▶ **Directive**: Filter the listing and keep only the lines with the word "neither".

________________________

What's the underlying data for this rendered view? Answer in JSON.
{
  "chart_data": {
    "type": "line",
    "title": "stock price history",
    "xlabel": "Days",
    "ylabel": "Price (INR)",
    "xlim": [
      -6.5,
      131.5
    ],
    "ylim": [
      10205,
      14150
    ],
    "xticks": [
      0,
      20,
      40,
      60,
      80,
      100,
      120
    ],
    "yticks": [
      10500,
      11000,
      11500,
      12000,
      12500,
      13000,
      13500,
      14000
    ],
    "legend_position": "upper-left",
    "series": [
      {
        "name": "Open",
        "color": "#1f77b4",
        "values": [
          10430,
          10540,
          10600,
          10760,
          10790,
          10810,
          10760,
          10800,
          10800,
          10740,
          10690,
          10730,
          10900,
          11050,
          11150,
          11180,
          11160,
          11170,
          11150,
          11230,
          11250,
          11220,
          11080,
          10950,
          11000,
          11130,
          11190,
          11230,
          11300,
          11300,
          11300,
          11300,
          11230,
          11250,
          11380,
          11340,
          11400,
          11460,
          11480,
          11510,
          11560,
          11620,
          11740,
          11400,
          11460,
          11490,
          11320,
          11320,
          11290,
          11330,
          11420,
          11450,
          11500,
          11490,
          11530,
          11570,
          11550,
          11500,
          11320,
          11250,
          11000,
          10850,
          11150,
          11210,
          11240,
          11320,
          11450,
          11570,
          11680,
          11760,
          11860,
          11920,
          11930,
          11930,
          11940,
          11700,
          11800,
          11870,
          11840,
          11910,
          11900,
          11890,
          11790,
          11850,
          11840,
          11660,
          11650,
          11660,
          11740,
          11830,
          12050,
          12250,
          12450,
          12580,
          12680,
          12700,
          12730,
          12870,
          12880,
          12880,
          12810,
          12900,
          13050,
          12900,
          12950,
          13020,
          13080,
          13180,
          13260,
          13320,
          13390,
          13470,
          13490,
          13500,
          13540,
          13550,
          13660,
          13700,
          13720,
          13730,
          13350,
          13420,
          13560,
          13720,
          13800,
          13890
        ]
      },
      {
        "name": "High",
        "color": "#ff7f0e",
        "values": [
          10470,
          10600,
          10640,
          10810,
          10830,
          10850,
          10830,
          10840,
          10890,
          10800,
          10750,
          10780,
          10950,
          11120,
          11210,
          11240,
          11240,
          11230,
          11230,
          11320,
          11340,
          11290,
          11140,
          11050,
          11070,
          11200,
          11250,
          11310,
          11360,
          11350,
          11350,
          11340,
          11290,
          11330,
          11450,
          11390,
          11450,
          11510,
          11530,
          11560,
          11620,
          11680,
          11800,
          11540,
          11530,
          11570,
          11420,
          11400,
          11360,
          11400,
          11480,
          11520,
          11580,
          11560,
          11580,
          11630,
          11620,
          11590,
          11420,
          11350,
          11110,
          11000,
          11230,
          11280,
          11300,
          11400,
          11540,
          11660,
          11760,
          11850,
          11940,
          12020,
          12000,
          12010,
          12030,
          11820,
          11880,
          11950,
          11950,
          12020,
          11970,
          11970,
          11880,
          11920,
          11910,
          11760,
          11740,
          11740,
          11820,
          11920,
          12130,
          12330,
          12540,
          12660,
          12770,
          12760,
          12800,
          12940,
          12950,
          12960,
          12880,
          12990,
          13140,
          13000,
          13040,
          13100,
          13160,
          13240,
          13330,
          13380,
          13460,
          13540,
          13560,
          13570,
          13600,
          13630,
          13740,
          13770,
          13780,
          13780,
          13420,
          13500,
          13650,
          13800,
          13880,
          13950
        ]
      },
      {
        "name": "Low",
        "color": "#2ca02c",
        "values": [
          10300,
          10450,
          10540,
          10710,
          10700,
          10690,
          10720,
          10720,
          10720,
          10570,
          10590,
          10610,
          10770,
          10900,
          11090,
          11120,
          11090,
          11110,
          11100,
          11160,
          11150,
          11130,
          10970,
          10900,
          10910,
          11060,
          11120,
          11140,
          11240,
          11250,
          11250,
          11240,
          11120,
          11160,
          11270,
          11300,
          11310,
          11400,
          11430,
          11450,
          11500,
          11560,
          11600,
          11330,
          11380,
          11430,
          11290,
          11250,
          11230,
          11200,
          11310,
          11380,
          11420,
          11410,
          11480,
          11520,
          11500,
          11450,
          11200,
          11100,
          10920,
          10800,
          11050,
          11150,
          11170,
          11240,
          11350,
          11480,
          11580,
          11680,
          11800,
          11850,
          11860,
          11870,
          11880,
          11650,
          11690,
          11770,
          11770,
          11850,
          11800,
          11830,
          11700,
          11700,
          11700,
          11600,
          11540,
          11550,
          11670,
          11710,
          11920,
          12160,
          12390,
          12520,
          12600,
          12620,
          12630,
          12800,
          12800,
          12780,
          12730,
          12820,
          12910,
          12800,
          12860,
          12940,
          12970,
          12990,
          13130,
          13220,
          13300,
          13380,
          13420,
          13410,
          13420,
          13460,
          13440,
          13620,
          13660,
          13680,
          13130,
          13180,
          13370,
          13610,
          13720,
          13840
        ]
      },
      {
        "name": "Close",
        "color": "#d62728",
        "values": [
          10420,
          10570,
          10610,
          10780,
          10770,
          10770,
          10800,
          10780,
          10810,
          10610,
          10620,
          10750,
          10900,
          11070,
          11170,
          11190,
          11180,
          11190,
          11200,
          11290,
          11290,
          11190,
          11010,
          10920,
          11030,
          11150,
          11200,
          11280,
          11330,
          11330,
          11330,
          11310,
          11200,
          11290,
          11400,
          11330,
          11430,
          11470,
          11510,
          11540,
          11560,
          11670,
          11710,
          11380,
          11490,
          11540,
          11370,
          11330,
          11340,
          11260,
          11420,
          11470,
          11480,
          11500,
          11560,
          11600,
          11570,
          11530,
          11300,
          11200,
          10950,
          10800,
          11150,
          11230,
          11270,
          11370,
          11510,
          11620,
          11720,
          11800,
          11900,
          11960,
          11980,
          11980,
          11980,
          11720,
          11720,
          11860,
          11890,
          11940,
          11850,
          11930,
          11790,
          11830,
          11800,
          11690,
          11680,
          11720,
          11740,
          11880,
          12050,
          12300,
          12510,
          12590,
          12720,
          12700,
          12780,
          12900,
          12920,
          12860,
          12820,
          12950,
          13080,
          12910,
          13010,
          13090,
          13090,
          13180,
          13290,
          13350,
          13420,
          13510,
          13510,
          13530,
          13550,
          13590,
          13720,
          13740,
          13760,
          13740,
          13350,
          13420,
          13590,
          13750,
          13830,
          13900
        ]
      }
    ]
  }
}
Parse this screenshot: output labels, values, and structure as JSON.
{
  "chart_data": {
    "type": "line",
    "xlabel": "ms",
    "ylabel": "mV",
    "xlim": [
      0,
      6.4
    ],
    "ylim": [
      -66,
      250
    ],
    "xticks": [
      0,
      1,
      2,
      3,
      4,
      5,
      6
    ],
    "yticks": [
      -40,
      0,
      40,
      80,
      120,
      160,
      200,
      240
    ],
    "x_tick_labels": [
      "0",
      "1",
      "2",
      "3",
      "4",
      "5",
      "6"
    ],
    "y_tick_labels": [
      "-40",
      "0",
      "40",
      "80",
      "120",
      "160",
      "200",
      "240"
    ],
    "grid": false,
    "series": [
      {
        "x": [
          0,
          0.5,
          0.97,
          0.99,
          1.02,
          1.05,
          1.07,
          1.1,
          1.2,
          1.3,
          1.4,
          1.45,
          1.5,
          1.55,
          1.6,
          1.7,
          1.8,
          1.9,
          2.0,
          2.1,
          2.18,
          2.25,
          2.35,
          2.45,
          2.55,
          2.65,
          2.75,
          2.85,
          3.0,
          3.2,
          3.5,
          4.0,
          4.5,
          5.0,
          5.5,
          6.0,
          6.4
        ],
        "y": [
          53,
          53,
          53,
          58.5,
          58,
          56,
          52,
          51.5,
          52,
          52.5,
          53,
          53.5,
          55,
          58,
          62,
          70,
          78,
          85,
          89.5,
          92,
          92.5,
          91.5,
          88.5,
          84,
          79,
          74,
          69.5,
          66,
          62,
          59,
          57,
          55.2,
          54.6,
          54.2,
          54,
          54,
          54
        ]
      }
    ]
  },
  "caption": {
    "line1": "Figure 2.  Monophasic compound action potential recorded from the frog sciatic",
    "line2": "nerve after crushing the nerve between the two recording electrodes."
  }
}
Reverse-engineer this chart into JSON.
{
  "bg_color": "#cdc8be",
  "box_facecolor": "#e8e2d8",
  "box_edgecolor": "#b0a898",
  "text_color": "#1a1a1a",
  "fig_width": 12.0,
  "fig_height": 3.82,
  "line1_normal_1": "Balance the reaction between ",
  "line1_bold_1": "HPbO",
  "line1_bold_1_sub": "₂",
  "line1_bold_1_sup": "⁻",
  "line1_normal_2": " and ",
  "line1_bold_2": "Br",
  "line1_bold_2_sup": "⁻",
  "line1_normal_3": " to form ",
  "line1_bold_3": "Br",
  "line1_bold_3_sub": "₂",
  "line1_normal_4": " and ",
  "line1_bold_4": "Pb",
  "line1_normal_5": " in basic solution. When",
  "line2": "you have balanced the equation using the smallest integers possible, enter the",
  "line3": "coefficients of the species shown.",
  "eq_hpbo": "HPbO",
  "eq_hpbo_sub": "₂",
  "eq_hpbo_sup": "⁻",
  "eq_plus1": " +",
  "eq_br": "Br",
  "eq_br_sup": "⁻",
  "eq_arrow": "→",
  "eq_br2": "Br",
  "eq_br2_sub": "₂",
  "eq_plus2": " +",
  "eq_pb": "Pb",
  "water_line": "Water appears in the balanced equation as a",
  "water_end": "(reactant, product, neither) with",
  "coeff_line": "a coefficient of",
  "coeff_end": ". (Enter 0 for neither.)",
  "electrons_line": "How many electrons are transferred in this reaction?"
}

________________________

▶ **Expected answer**:
  "water_end": "(reactant, product, neither) with",
  "coeff_end": ". (Enter 0 for neither.)",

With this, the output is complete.